Work to complete
Work out how many lines in the entries contain the string "aralığı", and give nothing but that number.
━━━━━━━━
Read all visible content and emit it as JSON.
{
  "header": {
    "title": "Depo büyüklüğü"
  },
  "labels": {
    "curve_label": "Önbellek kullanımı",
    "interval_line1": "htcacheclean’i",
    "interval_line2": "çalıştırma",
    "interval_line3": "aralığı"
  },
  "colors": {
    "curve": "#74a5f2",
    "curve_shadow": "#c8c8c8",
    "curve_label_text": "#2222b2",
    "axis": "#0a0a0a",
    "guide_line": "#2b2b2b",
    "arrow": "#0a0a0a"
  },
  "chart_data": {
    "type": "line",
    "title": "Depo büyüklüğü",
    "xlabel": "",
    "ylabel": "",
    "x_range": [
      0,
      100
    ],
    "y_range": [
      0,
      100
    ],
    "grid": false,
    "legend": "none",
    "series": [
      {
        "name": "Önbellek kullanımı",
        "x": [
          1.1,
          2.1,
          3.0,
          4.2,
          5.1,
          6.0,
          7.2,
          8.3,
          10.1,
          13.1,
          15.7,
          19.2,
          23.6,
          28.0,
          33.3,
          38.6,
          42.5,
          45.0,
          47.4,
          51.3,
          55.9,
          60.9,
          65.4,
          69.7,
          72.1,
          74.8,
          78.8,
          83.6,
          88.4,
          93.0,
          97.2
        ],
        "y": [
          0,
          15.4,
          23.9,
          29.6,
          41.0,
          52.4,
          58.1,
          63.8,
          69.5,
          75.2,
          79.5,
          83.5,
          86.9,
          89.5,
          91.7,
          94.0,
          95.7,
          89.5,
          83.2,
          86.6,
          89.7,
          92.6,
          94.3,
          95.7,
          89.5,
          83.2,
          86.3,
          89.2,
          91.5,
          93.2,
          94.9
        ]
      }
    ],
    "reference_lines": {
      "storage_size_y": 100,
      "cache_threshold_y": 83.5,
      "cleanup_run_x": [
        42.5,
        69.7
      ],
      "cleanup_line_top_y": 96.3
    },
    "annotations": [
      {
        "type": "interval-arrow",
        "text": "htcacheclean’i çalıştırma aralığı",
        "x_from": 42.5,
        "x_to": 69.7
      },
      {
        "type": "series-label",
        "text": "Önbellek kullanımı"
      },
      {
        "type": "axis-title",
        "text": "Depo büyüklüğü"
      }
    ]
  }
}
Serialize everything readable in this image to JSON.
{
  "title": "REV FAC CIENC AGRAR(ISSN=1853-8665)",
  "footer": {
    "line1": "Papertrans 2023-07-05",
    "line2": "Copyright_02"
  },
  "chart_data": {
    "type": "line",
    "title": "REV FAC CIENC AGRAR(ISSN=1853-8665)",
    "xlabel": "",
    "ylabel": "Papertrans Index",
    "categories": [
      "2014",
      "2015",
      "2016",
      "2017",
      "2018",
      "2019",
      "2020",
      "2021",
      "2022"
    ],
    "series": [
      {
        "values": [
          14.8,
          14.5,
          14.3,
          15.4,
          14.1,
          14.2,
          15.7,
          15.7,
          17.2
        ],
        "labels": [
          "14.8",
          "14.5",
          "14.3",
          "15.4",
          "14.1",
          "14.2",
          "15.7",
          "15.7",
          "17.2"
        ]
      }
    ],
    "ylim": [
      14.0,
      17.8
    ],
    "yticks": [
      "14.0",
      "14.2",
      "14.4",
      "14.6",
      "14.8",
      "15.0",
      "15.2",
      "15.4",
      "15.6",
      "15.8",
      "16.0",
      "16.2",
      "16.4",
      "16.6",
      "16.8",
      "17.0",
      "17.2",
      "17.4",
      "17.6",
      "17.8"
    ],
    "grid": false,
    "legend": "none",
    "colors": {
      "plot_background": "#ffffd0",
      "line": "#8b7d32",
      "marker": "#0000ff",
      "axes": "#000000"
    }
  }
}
━━━━━━━━
Task output
2